→ Excerpted records:
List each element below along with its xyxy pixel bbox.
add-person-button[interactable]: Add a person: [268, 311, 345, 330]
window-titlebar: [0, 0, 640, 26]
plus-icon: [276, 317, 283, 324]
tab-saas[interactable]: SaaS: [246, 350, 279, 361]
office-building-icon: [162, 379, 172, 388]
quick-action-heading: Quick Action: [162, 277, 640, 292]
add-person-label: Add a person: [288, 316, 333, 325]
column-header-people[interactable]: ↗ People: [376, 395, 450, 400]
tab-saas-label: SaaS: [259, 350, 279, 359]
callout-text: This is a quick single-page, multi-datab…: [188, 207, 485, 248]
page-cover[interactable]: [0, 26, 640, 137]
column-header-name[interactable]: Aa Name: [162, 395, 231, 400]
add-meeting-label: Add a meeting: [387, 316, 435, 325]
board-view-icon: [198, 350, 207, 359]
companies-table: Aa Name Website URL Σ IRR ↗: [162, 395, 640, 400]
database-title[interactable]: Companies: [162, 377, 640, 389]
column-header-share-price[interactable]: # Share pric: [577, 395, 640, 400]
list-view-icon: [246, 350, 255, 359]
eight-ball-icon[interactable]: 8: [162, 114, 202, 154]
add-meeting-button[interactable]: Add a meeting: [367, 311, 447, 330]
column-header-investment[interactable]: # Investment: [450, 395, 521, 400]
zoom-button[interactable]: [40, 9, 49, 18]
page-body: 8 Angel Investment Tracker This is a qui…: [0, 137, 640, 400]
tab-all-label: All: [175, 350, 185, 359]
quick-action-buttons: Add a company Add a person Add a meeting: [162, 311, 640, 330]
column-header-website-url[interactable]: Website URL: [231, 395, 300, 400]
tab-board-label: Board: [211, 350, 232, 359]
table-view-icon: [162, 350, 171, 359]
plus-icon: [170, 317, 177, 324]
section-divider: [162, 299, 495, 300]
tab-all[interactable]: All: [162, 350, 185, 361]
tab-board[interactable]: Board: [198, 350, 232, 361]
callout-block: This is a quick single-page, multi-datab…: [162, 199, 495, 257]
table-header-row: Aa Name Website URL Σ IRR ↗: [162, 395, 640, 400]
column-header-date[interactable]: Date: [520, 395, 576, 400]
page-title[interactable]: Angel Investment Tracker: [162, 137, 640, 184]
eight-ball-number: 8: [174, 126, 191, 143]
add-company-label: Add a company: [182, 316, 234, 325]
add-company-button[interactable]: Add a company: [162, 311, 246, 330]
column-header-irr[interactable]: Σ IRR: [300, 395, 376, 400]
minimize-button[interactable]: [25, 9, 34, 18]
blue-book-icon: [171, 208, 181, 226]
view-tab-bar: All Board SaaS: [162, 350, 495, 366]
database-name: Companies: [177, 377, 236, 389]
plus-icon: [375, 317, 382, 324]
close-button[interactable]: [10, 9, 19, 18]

→ Task to carry out: Could you retype the records from the start through the line containing "zoom-button[interactable]: [40, 9, 49, 18]", that line included?

→ Answer to the problem:
List each element below along with its xyxy pixel bbox.
add-person-button[interactable]: Add a person: [268, 311, 345, 330]
window-titlebar: [0, 0, 640, 26]
plus-icon: [276, 317, 283, 324]
tab-saas[interactable]: SaaS: [246, 350, 279, 361]
office-building-icon: [162, 379, 172, 388]
quick-action-heading: Quick Action: [162, 277, 640, 292]
add-person-label: Add a person: [288, 316, 333, 325]
column-header-people[interactable]: ↗ People: [376, 395, 450, 400]
tab-saas-label: SaaS: [259, 350, 279, 359]
callout-text: This is a quick single-page, multi-datab…: [188, 207, 485, 248]
page-cover[interactable]: [0, 26, 640, 137]
column-header-name[interactable]: Aa Name: [162, 395, 231, 400]
add-meeting-label: Add a meeting: [387, 316, 435, 325]
board-view-icon: [198, 350, 207, 359]
companies-table: Aa Name Website URL Σ IRR ↗: [162, 395, 640, 400]
database-title[interactable]: Companies: [162, 377, 640, 389]
column-header-share-price[interactable]: # Share pric: [577, 395, 640, 400]
list-view-icon: [246, 350, 255, 359]
eight-ball-icon[interactable]: 8: [162, 114, 202, 154]
add-meeting-button[interactable]: Add a meeting: [367, 311, 447, 330]
column-header-investment[interactable]: # Investment: [450, 395, 521, 400]
zoom-button[interactable]: [40, 9, 49, 18]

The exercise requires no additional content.